Given task:
Count every line in the entries that follow where the word "indebido" appears, then state only the total.

===== Material

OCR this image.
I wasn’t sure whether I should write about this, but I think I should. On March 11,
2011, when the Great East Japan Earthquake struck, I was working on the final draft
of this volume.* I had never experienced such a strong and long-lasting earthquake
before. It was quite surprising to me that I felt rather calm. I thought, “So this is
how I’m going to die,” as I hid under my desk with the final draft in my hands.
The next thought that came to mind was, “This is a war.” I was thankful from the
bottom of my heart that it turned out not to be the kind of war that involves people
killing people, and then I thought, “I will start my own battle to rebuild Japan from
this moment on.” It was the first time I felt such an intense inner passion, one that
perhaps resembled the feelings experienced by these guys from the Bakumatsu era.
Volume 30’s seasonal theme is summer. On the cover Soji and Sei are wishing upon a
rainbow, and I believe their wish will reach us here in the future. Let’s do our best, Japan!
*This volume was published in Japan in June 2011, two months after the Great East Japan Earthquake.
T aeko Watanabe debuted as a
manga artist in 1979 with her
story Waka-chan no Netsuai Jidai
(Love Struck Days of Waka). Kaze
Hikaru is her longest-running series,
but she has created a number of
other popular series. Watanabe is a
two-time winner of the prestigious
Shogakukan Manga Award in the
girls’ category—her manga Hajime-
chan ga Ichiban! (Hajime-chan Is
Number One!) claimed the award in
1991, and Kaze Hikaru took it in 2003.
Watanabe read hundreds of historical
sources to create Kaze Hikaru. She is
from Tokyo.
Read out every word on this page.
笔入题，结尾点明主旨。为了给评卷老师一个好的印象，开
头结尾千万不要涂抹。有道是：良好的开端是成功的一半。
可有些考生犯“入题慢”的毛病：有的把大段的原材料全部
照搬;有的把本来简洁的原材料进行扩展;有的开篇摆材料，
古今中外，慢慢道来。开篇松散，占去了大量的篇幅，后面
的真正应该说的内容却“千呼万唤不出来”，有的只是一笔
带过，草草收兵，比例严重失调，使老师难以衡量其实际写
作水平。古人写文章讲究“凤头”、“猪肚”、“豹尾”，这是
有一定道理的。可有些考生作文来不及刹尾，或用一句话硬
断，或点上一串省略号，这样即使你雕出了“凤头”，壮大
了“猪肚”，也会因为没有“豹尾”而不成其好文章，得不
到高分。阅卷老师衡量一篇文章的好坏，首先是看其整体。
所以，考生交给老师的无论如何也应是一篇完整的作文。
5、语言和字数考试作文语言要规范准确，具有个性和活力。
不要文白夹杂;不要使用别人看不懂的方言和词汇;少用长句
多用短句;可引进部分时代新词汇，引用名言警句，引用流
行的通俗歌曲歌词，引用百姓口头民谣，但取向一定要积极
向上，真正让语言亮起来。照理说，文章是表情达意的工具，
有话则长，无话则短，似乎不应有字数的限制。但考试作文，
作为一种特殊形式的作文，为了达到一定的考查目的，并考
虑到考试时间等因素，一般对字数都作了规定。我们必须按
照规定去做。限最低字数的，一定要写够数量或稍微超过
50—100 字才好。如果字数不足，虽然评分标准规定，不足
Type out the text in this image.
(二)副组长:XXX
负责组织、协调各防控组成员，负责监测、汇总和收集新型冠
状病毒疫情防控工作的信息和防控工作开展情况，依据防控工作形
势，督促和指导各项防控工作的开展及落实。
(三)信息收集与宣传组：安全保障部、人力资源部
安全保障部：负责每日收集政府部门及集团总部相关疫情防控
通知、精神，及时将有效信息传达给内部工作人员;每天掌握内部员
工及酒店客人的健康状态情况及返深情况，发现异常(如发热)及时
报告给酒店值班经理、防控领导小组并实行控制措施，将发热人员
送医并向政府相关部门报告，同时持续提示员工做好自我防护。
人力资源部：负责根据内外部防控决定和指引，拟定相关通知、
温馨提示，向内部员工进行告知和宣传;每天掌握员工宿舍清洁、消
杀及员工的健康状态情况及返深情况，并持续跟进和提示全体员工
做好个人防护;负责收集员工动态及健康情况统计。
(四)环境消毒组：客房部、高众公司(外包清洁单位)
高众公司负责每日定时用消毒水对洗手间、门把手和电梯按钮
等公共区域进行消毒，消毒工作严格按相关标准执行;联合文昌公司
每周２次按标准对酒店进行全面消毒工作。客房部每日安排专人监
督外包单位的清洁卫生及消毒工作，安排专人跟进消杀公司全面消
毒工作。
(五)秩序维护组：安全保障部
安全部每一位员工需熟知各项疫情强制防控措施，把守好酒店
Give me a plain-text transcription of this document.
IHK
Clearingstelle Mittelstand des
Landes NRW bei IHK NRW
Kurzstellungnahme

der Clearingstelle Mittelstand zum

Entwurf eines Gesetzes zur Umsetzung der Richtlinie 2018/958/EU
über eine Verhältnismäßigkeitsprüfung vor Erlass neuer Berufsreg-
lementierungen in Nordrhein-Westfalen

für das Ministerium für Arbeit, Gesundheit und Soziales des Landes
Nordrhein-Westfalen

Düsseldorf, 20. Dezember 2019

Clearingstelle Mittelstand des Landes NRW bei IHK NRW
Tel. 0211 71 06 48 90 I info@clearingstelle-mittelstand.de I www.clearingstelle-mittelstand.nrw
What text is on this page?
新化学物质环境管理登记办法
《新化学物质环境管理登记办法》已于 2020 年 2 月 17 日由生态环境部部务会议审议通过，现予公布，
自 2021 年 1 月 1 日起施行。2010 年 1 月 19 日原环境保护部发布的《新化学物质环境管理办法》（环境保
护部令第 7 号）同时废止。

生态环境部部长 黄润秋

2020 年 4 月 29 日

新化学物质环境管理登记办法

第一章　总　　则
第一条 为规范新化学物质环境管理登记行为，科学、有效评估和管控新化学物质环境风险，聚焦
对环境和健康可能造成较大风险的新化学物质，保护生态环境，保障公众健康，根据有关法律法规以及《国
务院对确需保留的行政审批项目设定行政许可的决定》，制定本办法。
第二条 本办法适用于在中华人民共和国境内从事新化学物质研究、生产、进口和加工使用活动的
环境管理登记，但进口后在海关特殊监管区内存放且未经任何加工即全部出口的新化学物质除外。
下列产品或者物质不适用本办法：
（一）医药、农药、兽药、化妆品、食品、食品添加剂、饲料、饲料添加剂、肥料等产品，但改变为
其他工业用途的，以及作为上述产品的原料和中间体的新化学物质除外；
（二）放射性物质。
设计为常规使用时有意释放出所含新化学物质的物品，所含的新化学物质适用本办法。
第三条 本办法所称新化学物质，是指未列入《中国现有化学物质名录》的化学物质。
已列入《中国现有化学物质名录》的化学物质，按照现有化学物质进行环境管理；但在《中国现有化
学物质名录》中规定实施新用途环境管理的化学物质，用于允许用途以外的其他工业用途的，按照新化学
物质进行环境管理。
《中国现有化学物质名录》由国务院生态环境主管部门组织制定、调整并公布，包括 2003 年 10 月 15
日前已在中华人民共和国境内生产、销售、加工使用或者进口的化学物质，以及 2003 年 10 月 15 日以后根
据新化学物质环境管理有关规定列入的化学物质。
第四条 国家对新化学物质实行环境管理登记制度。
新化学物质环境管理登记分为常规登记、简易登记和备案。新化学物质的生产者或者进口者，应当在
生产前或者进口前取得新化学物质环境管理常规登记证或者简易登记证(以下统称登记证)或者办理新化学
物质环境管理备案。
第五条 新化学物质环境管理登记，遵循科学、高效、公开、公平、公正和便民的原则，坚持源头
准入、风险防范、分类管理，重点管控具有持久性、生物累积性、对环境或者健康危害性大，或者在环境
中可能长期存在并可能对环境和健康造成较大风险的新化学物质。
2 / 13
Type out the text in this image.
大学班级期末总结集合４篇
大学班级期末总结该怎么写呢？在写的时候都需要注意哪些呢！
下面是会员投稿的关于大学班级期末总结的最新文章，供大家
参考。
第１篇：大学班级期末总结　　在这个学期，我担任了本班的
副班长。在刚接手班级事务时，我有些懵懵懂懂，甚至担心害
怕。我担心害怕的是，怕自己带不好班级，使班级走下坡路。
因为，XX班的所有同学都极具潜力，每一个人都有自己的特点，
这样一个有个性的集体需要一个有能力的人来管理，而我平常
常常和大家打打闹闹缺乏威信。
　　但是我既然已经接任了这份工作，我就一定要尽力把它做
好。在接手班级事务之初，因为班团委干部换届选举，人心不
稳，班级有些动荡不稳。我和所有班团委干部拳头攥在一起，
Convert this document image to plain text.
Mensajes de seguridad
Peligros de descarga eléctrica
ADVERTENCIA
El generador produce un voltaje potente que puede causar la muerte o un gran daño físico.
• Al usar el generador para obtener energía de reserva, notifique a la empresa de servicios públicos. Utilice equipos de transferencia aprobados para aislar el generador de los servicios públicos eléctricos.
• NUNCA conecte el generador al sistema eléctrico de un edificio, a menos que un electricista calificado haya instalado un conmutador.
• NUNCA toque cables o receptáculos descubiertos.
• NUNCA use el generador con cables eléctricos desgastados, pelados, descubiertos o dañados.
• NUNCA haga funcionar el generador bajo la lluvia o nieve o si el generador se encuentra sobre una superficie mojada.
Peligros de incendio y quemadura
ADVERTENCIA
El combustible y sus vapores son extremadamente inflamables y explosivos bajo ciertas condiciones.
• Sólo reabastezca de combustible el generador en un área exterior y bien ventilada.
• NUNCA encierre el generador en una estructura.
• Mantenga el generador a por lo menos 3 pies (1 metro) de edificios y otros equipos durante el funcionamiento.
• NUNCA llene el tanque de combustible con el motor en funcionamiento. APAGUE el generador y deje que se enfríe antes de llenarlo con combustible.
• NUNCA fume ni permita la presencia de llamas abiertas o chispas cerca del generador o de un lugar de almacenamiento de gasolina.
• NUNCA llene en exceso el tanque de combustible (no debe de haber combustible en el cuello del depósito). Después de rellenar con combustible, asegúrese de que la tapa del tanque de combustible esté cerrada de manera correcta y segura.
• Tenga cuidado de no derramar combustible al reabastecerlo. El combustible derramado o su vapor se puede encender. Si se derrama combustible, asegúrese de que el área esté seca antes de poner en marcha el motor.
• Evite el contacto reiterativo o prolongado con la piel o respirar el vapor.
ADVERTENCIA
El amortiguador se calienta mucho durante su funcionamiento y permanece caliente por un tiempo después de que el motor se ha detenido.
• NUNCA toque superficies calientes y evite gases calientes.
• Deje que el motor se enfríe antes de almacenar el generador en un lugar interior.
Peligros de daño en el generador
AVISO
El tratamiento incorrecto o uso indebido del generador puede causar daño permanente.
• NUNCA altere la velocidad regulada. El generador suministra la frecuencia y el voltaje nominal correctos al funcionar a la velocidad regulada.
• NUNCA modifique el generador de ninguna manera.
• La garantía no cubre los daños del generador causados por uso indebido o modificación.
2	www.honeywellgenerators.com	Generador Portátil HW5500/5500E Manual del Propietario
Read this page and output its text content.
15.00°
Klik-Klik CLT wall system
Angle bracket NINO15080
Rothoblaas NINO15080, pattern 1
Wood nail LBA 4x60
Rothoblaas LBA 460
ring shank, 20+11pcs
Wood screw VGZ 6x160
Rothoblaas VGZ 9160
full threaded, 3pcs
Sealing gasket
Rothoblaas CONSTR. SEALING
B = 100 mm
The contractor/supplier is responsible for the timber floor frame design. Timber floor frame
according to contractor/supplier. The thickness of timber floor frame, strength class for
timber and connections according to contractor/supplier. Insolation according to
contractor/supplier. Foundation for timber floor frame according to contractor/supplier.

==========

Solution to the exercise:
2